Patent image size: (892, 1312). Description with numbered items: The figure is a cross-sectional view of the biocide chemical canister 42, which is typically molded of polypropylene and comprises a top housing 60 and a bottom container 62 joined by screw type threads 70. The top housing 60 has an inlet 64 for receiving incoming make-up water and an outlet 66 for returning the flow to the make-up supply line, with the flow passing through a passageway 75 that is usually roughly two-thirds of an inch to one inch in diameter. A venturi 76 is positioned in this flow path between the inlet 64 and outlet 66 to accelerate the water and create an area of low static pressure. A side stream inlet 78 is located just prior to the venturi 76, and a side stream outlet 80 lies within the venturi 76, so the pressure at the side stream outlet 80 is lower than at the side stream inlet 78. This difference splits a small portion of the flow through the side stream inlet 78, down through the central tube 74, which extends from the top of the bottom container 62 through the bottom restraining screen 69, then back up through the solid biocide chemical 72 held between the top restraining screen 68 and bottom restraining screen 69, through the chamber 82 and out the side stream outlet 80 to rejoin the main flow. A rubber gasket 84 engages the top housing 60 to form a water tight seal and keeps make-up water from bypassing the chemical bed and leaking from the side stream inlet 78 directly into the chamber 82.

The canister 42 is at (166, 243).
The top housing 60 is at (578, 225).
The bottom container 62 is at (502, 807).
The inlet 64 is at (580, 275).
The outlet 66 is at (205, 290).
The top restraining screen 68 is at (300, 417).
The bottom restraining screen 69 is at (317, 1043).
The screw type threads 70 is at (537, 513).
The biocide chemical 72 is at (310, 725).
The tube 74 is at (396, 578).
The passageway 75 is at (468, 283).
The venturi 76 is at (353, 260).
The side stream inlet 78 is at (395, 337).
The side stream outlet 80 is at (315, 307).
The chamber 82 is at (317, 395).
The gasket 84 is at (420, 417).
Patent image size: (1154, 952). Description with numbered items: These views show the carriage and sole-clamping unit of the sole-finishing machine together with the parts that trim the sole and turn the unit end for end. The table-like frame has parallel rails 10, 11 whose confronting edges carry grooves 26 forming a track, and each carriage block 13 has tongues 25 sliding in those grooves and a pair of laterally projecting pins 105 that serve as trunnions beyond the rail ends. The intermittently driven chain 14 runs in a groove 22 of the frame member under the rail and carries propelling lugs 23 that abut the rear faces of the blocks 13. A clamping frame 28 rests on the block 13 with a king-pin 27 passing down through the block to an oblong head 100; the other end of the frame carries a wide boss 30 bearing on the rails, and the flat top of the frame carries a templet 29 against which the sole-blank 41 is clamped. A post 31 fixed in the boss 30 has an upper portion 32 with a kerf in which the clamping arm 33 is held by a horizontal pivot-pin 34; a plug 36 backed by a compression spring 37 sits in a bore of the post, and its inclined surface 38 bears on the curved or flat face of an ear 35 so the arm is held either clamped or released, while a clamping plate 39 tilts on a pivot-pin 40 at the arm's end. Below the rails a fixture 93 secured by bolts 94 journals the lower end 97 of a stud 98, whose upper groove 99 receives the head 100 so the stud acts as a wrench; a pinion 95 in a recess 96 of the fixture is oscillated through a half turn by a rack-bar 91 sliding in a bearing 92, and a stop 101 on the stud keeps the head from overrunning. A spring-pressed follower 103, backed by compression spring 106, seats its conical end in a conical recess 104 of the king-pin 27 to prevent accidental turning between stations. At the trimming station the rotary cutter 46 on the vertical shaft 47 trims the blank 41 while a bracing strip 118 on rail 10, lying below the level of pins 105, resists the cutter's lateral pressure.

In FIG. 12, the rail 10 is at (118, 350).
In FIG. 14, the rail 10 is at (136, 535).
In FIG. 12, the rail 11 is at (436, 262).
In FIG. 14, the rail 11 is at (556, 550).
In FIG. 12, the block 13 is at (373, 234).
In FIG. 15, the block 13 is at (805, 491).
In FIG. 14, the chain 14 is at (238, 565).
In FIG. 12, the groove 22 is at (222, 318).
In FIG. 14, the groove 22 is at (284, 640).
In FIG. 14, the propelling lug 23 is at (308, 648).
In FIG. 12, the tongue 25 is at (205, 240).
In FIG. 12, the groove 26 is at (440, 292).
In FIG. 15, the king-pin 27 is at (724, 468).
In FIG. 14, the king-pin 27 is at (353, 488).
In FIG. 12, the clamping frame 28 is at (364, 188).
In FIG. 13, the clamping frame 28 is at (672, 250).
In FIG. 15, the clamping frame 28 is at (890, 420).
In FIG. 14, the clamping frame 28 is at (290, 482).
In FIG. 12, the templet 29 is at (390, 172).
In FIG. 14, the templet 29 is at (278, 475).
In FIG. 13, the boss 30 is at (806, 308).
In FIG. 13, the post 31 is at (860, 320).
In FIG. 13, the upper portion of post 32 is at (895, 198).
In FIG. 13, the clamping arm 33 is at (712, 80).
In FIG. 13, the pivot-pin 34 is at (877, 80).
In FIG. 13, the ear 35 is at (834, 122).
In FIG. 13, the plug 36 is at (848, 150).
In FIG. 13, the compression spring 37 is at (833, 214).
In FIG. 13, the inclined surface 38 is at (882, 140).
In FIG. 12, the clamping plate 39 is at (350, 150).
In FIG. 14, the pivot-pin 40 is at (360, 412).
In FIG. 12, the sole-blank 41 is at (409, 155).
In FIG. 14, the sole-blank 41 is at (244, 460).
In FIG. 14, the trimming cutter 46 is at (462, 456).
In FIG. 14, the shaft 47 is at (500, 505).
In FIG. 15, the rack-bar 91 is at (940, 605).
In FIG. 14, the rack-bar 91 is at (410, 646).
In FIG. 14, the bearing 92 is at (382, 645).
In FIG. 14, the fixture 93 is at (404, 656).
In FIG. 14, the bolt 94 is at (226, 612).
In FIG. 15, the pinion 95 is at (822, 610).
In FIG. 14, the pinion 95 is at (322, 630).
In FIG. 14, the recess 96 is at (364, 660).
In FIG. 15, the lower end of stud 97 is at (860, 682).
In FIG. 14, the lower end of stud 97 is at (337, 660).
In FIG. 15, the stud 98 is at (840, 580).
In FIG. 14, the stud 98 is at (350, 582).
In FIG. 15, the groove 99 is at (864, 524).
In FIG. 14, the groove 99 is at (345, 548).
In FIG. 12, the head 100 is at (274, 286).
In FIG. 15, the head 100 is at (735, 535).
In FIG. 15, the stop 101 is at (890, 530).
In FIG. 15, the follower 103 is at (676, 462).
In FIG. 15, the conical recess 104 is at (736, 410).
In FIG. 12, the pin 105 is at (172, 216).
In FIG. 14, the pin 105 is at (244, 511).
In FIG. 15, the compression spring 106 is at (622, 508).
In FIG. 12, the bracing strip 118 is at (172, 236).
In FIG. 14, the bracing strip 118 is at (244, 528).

WHAT YOU WILL DO
Express the material from the line containing "Patent image size: (1154, 952)." through the line containing "In FIG. 12, the groove 22 is at (222, 318)." as a JSON list of strings, one string per line, with blank lines left out.

FINISHED TASK
[
  "Patent image size: (1154, 952). Description with numbered items: These views show the carriage and sole-clamping unit of the sole-finishing machine together with the parts that trim the sole and turn the unit end for end. The table-like frame has parallel rails 10, 11 whose confronting edges carry grooves 26 forming a track, and each carriage block 13 has tongues 25 sliding in those grooves and a pair of laterally projecting pins 105 that serve as trunnions beyond the rail ends. The intermittently driven chain 14 runs in a groove 22 of the frame member under the rail and carries propelling lugs 23 that abut the rear faces of the blocks 13. A clamping frame 28 rests on the block 13 with a king-pin 27 passing down through the block to an oblong head 100; the other end of the frame carries a wide boss 30 bearing on the rails, and the flat top of the frame carries a templet 29 against which the sole-blank 41 is clamped. A post 31 fixed in the boss 30 has an upper portion 32 with a kerf in which the clamping arm 33 is held by a horizontal pivot-pin 34; a plug 36 backed by a compression spring 37 sits in a bore of the post, and its inclined surface 38 bears on the curved or flat face of an ear 35 so the arm is held either clamped or released, while a clamping plate 39 tilts on a pivot-pin 40 at the arm's end. Below the rails a fixture 93 secured by bolts 94 journals the lower end 97 of a stud 98, whose upper groove 99 receives the head 100 so the stud acts as a wrench; a pinion 95 in a recess 96 of the fixture is oscillated through a half turn by a rack-bar 91 sliding in a bearing 92, and a stop 101 on the stud keeps the head from overrunning. A spring-pressed follower 103, backed by compression spring 106, seats its conical end in a conical recess 104 of the king-pin 27 to prevent accidental turning between stations. At the trimming station the rotary cutter 46 on the vertical shaft 47 trims the blank 41 while a bracing strip 118 on rail 10, lying below the level of pins 105, resists the cutter's lateral pressure.",
  "In FIG. 12, the rail 10 is at (118, 350).",
  "In FIG. 14, the rail 10 is at (136, 535).",
  "In FIG. 12, the rail 11 is at (436, 262).",
  "In FIG. 14, the rail 11 is at (556, 550).",
  "In FIG. 12, the block 13 is at (373, 234).",
  "In FIG. 15, the block 13 is at (805, 491).",
  "In FIG. 14, the chain 14 is at (238, 565).",
  "In FIG. 12, the groove 22 is at (222, 318)."
]